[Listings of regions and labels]
** Start **

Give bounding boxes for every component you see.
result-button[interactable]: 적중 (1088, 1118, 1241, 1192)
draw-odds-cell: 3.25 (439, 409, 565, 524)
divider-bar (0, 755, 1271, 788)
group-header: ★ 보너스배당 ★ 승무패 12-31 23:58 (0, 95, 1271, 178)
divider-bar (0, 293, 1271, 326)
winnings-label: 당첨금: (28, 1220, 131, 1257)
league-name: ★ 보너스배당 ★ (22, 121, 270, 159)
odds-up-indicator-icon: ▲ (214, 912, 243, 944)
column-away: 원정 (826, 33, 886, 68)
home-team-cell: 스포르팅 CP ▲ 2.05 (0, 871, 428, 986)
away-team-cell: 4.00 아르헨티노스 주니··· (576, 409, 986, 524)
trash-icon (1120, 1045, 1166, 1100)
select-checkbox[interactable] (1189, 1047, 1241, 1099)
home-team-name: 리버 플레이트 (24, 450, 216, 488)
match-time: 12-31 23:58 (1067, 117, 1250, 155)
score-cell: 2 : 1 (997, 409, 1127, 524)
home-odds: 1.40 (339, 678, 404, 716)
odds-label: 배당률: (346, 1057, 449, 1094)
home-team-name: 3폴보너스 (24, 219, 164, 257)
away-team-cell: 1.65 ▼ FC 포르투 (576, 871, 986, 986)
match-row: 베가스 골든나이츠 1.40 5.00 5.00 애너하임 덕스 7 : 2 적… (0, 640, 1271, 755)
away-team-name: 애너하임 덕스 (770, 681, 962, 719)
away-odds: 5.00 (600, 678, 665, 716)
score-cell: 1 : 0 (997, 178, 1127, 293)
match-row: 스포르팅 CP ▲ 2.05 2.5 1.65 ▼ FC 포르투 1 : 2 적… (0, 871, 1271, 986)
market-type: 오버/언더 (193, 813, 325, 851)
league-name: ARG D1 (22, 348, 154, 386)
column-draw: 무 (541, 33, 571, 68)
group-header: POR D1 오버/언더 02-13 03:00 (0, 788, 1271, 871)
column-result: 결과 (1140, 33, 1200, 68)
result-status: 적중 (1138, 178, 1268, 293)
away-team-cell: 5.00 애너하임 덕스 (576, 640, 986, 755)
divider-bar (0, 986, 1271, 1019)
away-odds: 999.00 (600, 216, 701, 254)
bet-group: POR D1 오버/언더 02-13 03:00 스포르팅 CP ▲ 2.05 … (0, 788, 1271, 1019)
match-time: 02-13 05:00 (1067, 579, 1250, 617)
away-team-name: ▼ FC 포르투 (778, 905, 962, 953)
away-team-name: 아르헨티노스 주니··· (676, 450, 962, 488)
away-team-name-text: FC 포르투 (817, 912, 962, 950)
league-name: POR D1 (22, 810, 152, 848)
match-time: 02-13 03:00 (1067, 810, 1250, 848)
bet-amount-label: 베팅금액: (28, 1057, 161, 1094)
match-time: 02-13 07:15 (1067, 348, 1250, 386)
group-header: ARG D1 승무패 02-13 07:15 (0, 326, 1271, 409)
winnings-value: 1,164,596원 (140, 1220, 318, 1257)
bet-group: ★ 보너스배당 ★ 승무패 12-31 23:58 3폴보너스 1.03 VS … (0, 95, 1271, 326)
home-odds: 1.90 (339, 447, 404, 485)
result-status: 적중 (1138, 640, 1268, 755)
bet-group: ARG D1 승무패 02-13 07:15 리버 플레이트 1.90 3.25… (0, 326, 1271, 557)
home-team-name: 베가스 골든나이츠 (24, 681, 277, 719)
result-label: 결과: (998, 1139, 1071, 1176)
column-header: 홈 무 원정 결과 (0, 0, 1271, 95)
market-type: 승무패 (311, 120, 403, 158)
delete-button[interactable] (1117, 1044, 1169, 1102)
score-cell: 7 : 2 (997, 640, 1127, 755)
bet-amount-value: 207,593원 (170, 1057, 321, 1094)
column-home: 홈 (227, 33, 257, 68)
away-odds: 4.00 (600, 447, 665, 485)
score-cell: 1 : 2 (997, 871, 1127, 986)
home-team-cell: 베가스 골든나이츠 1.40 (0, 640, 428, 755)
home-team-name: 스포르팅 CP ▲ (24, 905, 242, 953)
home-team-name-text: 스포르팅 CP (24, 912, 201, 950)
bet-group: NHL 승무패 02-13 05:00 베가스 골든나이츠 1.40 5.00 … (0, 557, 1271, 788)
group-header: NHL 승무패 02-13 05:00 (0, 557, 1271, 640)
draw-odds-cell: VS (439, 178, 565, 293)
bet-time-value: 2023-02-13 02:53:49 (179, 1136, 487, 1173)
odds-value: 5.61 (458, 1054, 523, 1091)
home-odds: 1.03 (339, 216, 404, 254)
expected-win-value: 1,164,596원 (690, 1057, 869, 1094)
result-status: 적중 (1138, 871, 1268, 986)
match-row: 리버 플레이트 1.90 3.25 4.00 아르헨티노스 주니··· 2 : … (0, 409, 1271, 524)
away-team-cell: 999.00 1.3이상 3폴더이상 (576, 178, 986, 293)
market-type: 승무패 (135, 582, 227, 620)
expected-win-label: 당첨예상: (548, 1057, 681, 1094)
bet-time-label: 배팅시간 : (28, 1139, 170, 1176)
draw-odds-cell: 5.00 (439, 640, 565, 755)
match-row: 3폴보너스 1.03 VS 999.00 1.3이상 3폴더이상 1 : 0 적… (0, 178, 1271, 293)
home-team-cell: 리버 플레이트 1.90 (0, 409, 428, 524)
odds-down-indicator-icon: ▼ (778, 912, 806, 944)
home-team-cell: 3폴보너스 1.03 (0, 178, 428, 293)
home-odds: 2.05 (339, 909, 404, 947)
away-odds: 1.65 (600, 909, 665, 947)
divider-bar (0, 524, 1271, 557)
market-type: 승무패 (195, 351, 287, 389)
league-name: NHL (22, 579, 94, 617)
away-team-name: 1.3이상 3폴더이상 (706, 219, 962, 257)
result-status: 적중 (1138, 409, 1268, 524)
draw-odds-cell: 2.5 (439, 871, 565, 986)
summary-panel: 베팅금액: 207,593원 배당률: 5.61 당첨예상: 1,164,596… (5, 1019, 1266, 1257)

** End **

Description of the task: Copy every line of the records above verbatim, in the same order, leaving nothing out.

Task answer:
Give bounding boxes for every component you see.
result-button[interactable]: 적중 (1088, 1118, 1241, 1192)
draw-odds-cell: 3.25 (439, 409, 565, 524)
divider-bar (0, 755, 1271, 788)
group-header: ★ 보너스배당 ★ 승무패 12-31 23:58 (0, 95, 1271, 178)
divider-bar (0, 293, 1271, 326)
winnings-label: 당첨금: (28, 1220, 131, 1257)
league-name: ★ 보너스배당 ★ (22, 121, 270, 159)
odds-up-indicator-icon: ▲ (214, 912, 243, 944)
column-away: 원정 (826, 33, 886, 68)
home-team-cell: 스포르팅 CP ▲ 2.05 (0, 871, 428, 986)
away-team-cell: 4.00 아르헨티노스 주니··· (576, 409, 986, 524)
trash-icon (1120, 1045, 1166, 1100)
select-checkbox[interactable] (1189, 1047, 1241, 1099)
home-team-name: 리버 플레이트 (24, 450, 216, 488)
match-time: 12-31 23:58 (1067, 117, 1250, 155)
score-cell: 2 : 1 (997, 409, 1127, 524)
home-odds: 1.40 (339, 678, 404, 716)
odds-label: 배당률: (346, 1057, 449, 1094)
home-team-name: 3폴보너스 (24, 219, 164, 257)
away-team-cell: 1.65 ▼ FC 포르투 (576, 871, 986, 986)
match-row: 베가스 골든나이츠 1.40 5.00 5.00 애너하임 덕스 7 : 2 적… (0, 640, 1271, 755)
away-team-name: 애너하임 덕스 (770, 681, 962, 719)
away-odds: 5.00 (600, 678, 665, 716)
score-cell: 1 : 0 (997, 178, 1127, 293)
match-row: 스포르팅 CP ▲ 2.05 2.5 1.65 ▼ FC 포르투 1 : 2 적… (0, 871, 1271, 986)
market-type: 오버/언더 (193, 813, 325, 851)
league-name: ARG D1 (22, 348, 154, 386)
column-draw: 무 (541, 33, 571, 68)
group-header: POR D1 오버/언더 02-13 03:00 (0, 788, 1271, 871)
column-result: 결과 (1140, 33, 1200, 68)
result-status: 적중 (1138, 178, 1268, 293)
away-team-cell: 5.00 애너하임 덕스 (576, 640, 986, 755)
divider-bar (0, 986, 1271, 1019)
away-odds: 999.00 (600, 216, 701, 254)
bet-group: POR D1 오버/언더 02-13 03:00 스포르팅 CP ▲ 2.05 … (0, 788, 1271, 1019)
match-time: 02-13 05:00 (1067, 579, 1250, 617)
away-team-name: ▼ FC 포르투 (778, 905, 962, 953)
away-team-name: 아르헨티노스 주니··· (676, 450, 962, 488)
away-team-name-text: FC 포르투 (817, 912, 962, 950)
league-name: POR D1 (22, 810, 152, 848)
match-time: 02-13 03:00 (1067, 810, 1250, 848)
bet-amount-label: 베팅금액: (28, 1057, 161, 1094)
match-time: 02-13 07:15 (1067, 348, 1250, 386)
group-header: ARG D1 승무패 02-13 07:15 (0, 326, 1271, 409)
winnings-value: 1,164,596원 (140, 1220, 318, 1257)
bet-group: ★ 보너스배당 ★ 승무패 12-31 23:58 3폴보너스 1.03 VS … (0, 95, 1271, 326)
home-odds: 1.90 (339, 447, 404, 485)
result-status: 적중 (1138, 640, 1268, 755)
bet-group: ARG D1 승무패 02-13 07:15 리버 플레이트 1.90 3.25… (0, 326, 1271, 557)
home-team-name: 베가스 골든나이츠 (24, 681, 277, 719)
result-label: 결과: (998, 1139, 1071, 1176)
column-header: 홈 무 원정 결과 (0, 0, 1271, 95)
market-type: 승무패 (311, 120, 403, 158)
delete-button[interactable] (1117, 1044, 1169, 1102)
score-cell: 7 : 2 (997, 640, 1127, 755)
bet-amount-value: 207,593원 (170, 1057, 321, 1094)
column-home: 홈 (227, 33, 257, 68)
away-odds: 4.00 (600, 447, 665, 485)
score-cell: 1 : 2 (997, 871, 1127, 986)
home-team-cell: 베가스 골든나이츠 1.40 (0, 640, 428, 755)
home-team-name: 스포르팅 CP ▲ (24, 905, 242, 953)
home-team-name-text: 스포르팅 CP (24, 912, 201, 950)
bet-group: NHL 승무패 02-13 05:00 베가스 골든나이츠 1.40 5.00 … (0, 557, 1271, 788)
group-header: NHL 승무패 02-13 05:00 (0, 557, 1271, 640)
draw-odds-cell: VS (439, 178, 565, 293)
bet-time-value: 2023-02-13 02:53:49 (179, 1136, 487, 1173)
odds-value: 5.61 (458, 1054, 523, 1091)
home-odds: 1.03 (339, 216, 404, 254)
expected-win-value: 1,164,596원 (690, 1057, 869, 1094)
result-status: 적중 (1138, 871, 1268, 986)
match-row: 리버 플레이트 1.90 3.25 4.00 아르헨티노스 주니··· 2 : … (0, 409, 1271, 524)
away-team-cell: 999.00 1.3이상 3폴더이상 (576, 178, 986, 293)
market-type: 승무패 (135, 582, 227, 620)
expected-win-label: 당첨예상: (548, 1057, 681, 1094)
bet-time-label: 배팅시간 : (28, 1139, 170, 1176)
draw-odds-cell: 5.00 (439, 640, 565, 755)
match-row: 3폴보너스 1.03 VS 999.00 1.3이상 3폴더이상 1 : 0 적… (0, 178, 1271, 293)
home-team-cell: 리버 플레이트 1.90 (0, 409, 428, 524)
odds-down-indicator-icon: ▼ (778, 912, 806, 944)
home-team-cell: 3폴보너스 1.03 (0, 178, 428, 293)
home-odds: 2.05 (339, 909, 404, 947)
away-odds: 1.65 (600, 909, 665, 947)
divider-bar (0, 524, 1271, 557)
market-type: 승무패 (195, 351, 287, 389)
league-name: NHL (22, 579, 94, 617)
away-team-name: 1.3이상 3폴더이상 (706, 219, 962, 257)
result-status: 적중 (1138, 409, 1268, 524)
draw-odds-cell: 2.5 (439, 871, 565, 986)
summary-panel: 베팅금액: 207,593원 배당률: 5.61 당첨예상: 1,164,596… (5, 1019, 1266, 1257)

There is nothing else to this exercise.